EXERCISE BRIEF:
Which lines hold the word "kenar"? Copy each one.

INPUT DATA:

======

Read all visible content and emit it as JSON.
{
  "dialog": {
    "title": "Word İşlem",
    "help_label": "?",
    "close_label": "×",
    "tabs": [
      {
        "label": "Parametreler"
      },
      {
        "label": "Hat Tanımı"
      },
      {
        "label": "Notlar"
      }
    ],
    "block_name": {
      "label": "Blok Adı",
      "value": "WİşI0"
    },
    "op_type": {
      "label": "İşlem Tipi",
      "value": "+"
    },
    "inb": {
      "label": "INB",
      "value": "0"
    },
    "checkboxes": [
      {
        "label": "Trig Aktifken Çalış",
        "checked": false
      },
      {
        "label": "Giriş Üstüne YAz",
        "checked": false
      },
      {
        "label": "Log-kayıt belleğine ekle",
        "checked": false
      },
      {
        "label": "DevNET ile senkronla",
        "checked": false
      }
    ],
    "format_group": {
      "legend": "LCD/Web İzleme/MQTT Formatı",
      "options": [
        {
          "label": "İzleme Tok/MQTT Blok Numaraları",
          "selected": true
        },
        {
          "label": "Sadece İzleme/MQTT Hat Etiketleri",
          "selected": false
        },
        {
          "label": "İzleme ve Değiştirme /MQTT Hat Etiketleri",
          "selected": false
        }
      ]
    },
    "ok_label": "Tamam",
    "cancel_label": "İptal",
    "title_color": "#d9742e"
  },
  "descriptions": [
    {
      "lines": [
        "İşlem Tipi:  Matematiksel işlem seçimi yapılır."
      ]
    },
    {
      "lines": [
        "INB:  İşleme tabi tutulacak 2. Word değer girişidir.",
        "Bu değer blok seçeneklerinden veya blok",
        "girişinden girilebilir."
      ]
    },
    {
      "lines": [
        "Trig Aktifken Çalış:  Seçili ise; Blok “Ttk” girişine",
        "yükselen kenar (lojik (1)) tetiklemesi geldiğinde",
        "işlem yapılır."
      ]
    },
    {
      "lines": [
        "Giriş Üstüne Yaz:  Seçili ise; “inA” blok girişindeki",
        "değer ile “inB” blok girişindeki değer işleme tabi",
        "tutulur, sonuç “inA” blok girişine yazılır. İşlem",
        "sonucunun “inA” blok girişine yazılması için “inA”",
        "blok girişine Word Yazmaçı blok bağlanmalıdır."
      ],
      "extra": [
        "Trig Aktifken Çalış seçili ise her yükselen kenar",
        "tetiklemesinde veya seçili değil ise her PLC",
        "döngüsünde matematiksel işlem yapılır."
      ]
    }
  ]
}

======

FULL SOLUTION:
        "yükselen kenar (lojik (1)) tetiklemesi geldiğinde",
        "Trig Aktifken Çalış seçili ise her yükselen kenar",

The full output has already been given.